__Work to be completed__:
Restate the whole listing word for word. Pictures are left out.

__Record excerpts__:
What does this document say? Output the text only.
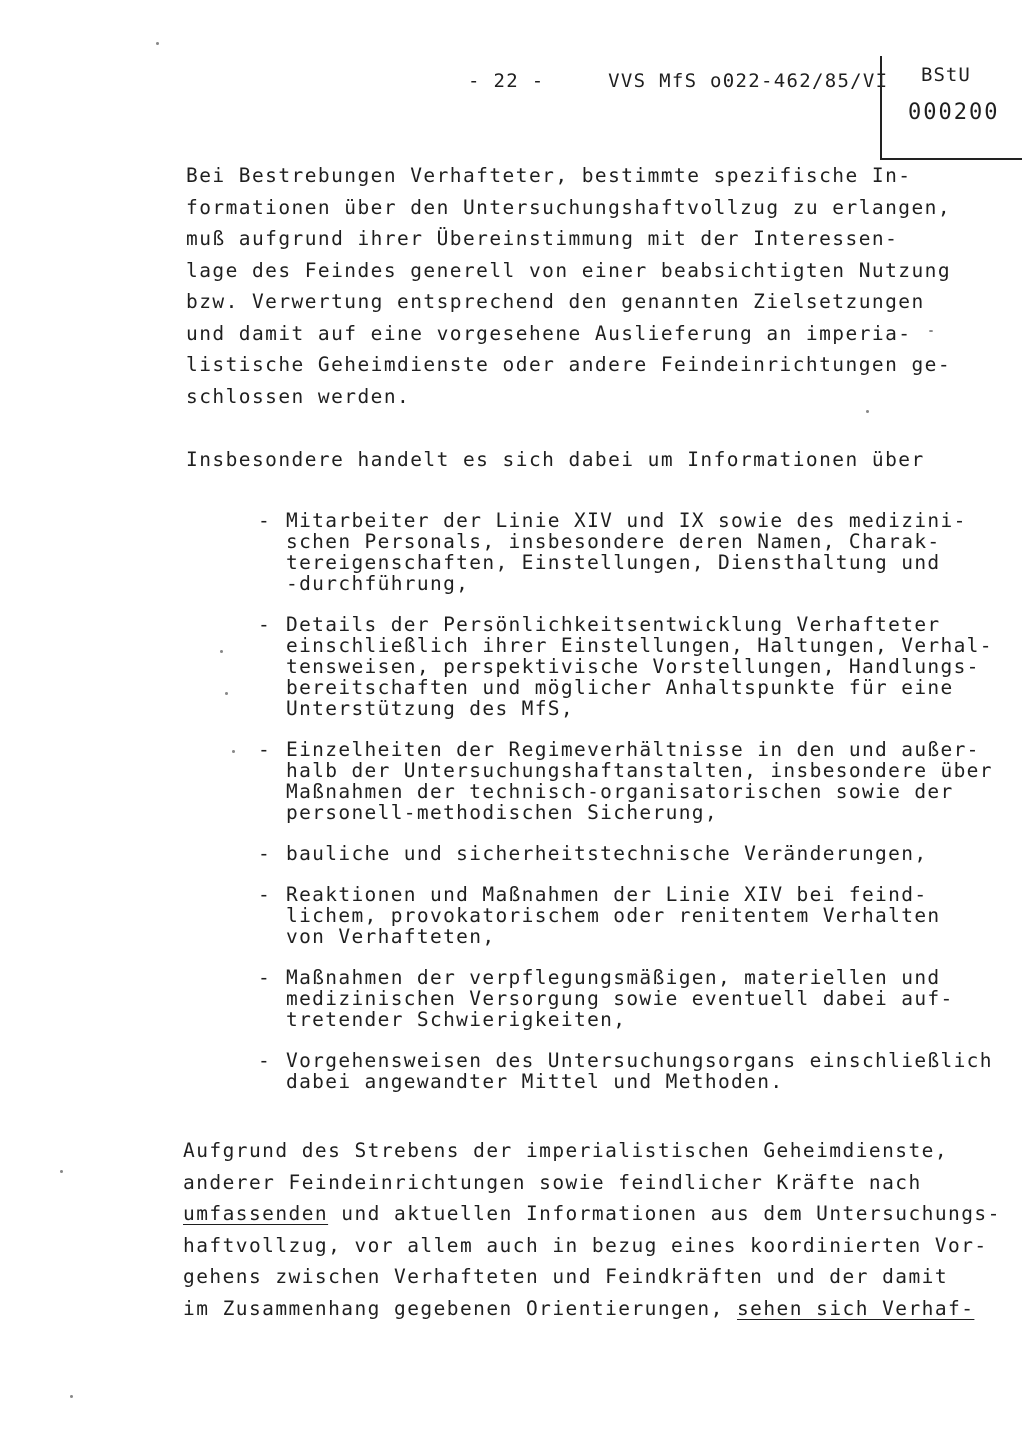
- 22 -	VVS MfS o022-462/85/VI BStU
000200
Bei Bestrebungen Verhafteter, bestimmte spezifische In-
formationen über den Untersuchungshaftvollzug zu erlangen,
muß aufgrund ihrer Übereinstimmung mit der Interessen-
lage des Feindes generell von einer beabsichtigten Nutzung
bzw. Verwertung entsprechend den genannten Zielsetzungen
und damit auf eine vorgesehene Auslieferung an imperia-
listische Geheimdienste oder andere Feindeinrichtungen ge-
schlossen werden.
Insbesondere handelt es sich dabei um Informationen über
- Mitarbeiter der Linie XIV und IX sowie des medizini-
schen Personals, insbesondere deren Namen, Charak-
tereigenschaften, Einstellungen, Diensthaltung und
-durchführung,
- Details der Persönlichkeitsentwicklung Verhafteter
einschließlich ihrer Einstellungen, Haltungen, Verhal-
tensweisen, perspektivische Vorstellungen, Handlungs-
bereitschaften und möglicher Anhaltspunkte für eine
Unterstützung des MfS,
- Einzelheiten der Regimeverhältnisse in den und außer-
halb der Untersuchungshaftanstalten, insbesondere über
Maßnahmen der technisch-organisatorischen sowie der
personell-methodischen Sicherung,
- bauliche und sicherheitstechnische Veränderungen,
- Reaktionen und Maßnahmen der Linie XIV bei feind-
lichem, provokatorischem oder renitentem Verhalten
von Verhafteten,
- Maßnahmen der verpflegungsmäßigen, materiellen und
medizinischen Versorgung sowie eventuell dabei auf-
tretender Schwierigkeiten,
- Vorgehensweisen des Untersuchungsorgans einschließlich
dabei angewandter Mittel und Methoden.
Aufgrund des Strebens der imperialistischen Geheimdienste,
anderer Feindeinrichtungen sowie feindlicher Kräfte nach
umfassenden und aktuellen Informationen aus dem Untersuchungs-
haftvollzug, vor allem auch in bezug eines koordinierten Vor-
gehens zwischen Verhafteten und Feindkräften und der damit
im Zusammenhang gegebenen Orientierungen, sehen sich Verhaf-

__The response__:
What does this document say? Output the text only.
- 22 -	VVS MfS o022-462/85/VI BStU
000200
Bei Bestrebungen Verhafteter, bestimmte spezifische In-
formationen über den Untersuchungshaftvollzug zu erlangen,
muß aufgrund ihrer Übereinstimmung mit der Interessen-
lage des Feindes generell von einer beabsichtigten Nutzung
bzw. Verwertung entsprechend den genannten Zielsetzungen
und damit auf eine vorgesehene Auslieferung an imperia-
listische Geheimdienste oder andere Feindeinrichtungen ge-
schlossen werden.
Insbesondere handelt es sich dabei um Informationen über
- Mitarbeiter der Linie XIV und IX sowie des medizini-
schen Personals, insbesondere deren Namen, Charak-
tereigenschaften, Einstellungen, Diensthaltung und
-durchführung,
- Details der Persönlichkeitsentwicklung Verhafteter
einschließlich ihrer Einstellungen, Haltungen, Verhal-
tensweisen, perspektivische Vorstellungen, Handlungs-
bereitschaften und möglicher Anhaltspunkte für eine
Unterstützung des MfS,
- Einzelheiten der Regimeverhältnisse in den und außer-
halb der Untersuchungshaftanstalten, insbesondere über
Maßnahmen der technisch-organisatorischen sowie der
personell-methodischen Sicherung,
- bauliche und sicherheitstechnische Veränderungen,
- Reaktionen und Maßnahmen der Linie XIV bei feind-
lichem, provokatorischem oder renitentem Verhalten
von Verhafteten,
- Maßnahmen der verpflegungsmäßigen, materiellen und
medizinischen Versorgung sowie eventuell dabei auf-
tretender Schwierigkeiten,
- Vorgehensweisen des Untersuchungsorgans einschließlich
dabei angewandter Mittel und Methoden.
Aufgrund des Strebens der imperialistischen Geheimdienste,
anderer Feindeinrichtungen sowie feindlicher Kräfte nach
umfassenden und aktuellen Informationen aus dem Untersuchungs-
haftvollzug, vor allem auch in bezug eines koordinierten Vor-
gehens zwischen Verhafteten und Feindkräften und der damit
im Zusammenhang gegebenen Orientierungen, sehen sich Verhaf-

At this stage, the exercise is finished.